• [AIM OF THE EXERCISE]:
Copy every line that mentions the word "Philosophers".

• [EXTRACTED DATA]:

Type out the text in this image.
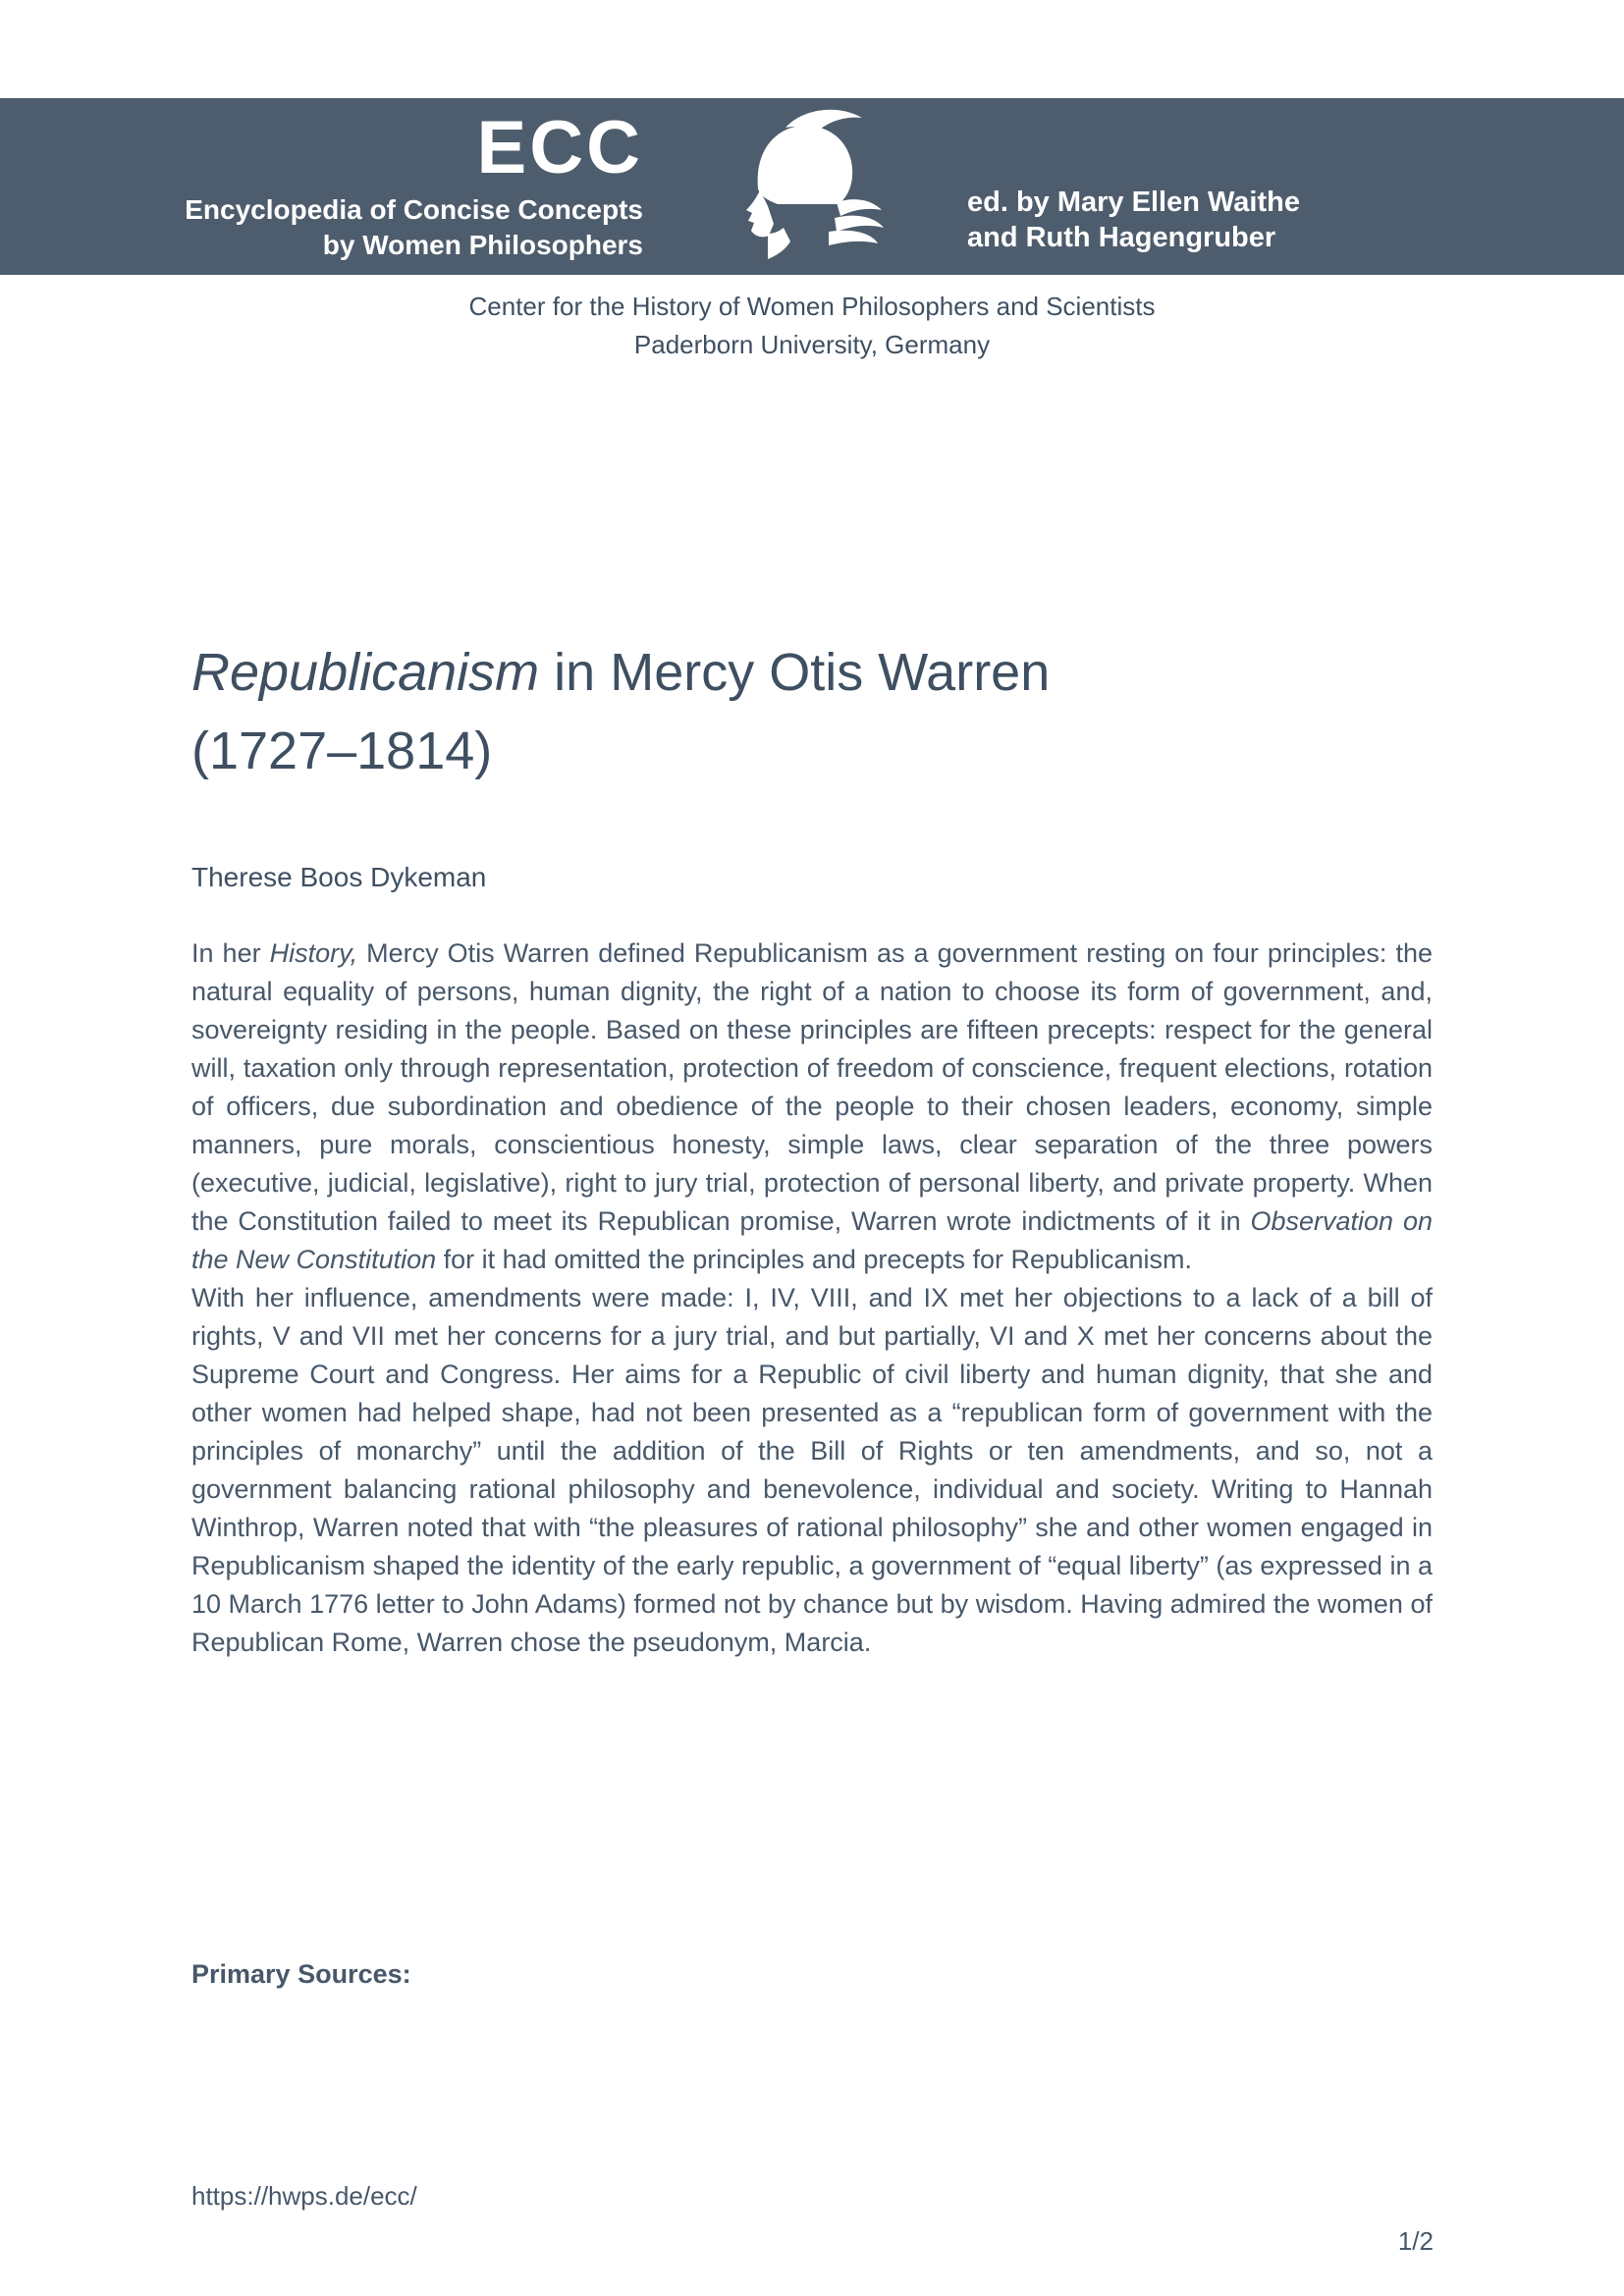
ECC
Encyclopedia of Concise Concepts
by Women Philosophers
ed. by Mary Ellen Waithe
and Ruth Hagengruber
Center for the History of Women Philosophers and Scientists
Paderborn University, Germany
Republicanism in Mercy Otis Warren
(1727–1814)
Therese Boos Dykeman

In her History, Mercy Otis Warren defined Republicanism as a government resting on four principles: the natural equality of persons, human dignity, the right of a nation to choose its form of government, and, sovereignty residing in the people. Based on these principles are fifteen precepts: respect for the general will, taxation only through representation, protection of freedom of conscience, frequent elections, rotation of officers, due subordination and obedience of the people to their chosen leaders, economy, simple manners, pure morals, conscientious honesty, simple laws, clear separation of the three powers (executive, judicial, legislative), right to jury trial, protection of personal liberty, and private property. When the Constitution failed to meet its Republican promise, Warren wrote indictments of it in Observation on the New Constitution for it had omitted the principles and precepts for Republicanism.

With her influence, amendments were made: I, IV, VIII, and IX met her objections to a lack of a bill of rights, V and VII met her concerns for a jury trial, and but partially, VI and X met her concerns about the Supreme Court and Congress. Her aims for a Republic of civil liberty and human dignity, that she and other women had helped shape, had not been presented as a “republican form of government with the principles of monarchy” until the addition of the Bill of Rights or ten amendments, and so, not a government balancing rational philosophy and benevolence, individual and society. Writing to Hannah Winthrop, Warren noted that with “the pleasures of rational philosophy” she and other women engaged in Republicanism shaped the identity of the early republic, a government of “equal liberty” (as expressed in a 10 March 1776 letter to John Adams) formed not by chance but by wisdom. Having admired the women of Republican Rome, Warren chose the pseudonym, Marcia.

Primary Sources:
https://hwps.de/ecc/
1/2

• [EXERCISE RESULT]:
by Women Philosophers
Center for the History of Women Philosophers and Scientists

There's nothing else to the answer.